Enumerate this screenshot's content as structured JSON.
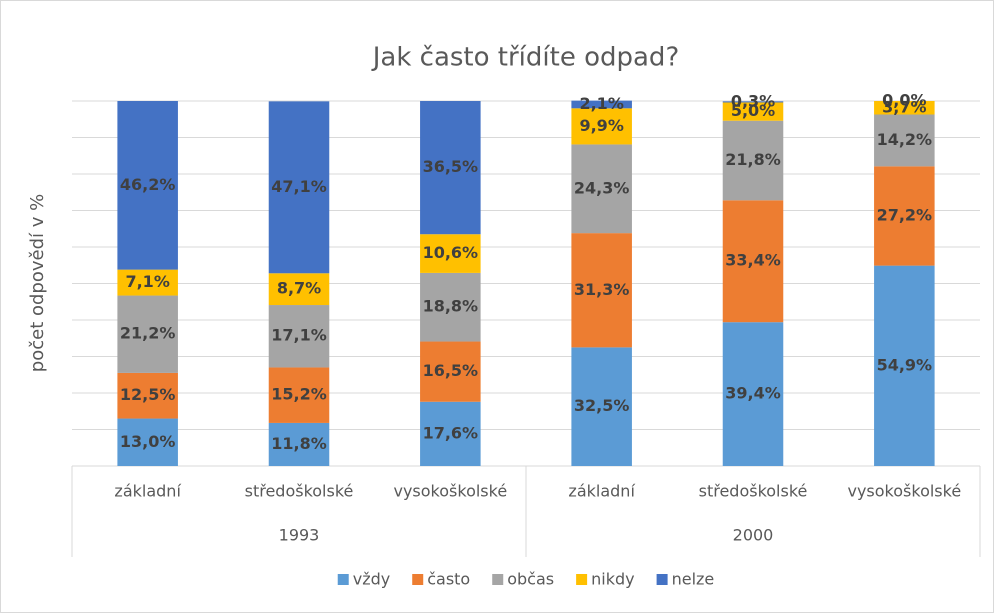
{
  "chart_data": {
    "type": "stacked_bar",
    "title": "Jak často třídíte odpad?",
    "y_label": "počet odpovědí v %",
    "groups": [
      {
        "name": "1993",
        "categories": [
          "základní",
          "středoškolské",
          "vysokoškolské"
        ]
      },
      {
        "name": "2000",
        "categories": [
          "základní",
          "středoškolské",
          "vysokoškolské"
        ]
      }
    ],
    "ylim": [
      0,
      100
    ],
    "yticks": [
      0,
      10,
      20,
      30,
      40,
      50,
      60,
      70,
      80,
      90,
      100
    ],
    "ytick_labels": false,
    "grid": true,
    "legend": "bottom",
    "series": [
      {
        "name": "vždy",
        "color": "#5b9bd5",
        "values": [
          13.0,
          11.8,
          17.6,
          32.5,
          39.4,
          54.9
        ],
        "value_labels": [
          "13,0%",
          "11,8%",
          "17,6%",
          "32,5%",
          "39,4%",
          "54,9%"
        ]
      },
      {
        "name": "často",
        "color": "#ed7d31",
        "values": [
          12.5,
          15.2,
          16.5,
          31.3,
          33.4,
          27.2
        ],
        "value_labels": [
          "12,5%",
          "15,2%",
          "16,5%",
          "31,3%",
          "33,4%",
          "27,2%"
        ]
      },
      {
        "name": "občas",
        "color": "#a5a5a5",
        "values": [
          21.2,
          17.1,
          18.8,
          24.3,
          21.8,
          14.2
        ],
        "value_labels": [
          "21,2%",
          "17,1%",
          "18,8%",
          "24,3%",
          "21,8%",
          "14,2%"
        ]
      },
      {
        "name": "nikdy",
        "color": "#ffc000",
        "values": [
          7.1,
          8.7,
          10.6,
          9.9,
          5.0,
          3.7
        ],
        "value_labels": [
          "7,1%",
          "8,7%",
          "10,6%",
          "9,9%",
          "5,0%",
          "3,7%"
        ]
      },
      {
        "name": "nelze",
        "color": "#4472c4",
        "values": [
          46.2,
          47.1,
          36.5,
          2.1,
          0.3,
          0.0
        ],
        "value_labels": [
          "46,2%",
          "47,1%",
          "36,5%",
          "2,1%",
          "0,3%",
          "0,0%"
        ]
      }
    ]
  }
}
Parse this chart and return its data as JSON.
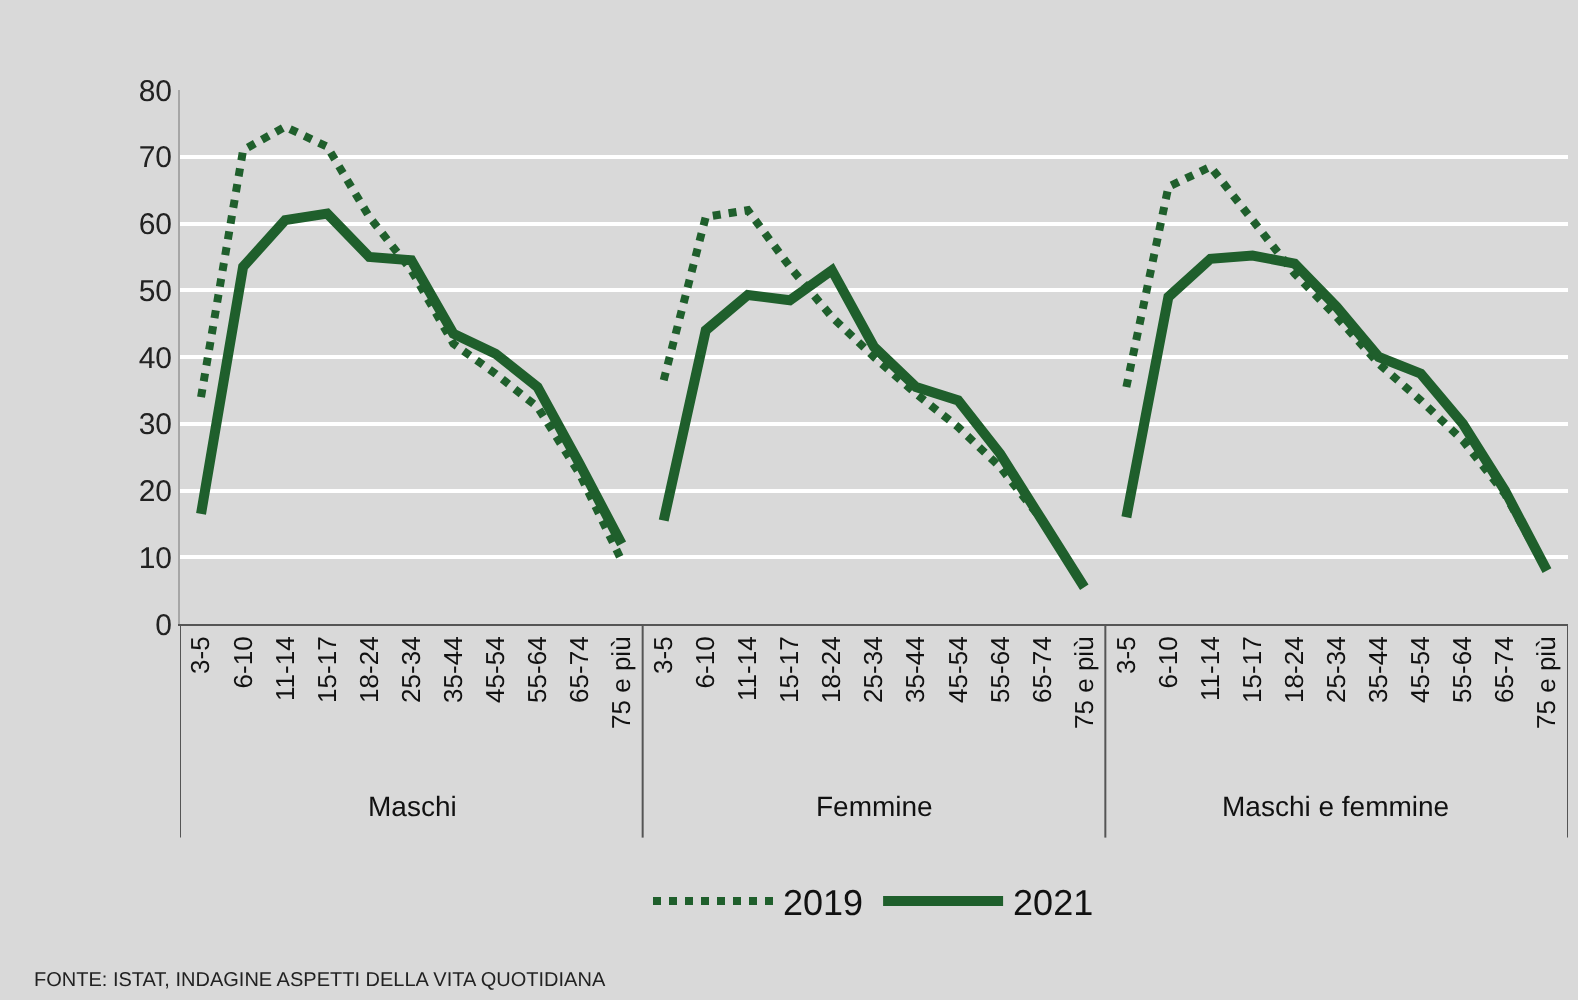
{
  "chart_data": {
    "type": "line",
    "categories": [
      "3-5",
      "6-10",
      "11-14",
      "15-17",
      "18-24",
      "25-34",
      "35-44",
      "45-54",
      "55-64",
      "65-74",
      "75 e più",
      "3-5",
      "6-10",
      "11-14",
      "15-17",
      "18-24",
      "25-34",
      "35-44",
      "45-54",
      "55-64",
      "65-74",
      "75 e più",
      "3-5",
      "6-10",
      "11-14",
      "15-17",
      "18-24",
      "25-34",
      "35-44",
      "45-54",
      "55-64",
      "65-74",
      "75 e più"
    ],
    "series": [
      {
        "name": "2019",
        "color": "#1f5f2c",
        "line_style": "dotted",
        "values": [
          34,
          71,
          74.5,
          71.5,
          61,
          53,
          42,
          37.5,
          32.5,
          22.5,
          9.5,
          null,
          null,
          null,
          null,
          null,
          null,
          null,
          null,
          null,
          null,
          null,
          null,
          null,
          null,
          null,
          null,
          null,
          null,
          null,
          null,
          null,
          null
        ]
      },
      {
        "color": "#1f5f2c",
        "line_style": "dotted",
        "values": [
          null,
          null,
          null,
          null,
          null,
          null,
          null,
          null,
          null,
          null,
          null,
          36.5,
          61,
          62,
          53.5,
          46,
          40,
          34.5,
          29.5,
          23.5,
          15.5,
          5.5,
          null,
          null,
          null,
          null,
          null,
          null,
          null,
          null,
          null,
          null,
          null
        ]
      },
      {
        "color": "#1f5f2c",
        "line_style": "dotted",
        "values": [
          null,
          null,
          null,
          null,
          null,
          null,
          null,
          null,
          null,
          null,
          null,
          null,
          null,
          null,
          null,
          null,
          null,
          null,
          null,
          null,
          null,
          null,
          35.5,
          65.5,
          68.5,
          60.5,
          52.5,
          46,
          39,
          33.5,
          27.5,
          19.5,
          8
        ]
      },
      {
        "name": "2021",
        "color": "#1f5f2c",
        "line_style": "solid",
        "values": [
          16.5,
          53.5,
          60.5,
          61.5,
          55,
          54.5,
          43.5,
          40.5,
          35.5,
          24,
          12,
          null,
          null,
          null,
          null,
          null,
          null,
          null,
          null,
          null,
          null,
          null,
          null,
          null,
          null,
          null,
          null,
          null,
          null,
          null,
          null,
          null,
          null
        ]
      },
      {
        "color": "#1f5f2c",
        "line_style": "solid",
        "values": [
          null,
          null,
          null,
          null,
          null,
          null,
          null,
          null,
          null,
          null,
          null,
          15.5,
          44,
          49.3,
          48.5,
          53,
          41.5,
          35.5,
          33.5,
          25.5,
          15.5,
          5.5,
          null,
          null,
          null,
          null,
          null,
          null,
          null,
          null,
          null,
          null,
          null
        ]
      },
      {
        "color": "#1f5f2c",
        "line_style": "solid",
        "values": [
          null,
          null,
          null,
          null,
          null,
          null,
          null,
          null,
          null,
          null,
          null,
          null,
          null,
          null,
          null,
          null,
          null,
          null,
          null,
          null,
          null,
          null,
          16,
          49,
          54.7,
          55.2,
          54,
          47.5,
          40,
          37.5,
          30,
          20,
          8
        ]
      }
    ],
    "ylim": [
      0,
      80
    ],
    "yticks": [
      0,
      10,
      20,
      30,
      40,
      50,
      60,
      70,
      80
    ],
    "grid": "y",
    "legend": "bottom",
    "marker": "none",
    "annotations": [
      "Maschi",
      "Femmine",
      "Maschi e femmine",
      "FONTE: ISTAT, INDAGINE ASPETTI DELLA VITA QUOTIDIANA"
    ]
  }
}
+++++
Search the lines above for the string "často", then show every one that has it.

* _Result of this exercise_:
    "title": "Jak často třídíte odpad?",
        "name": "často",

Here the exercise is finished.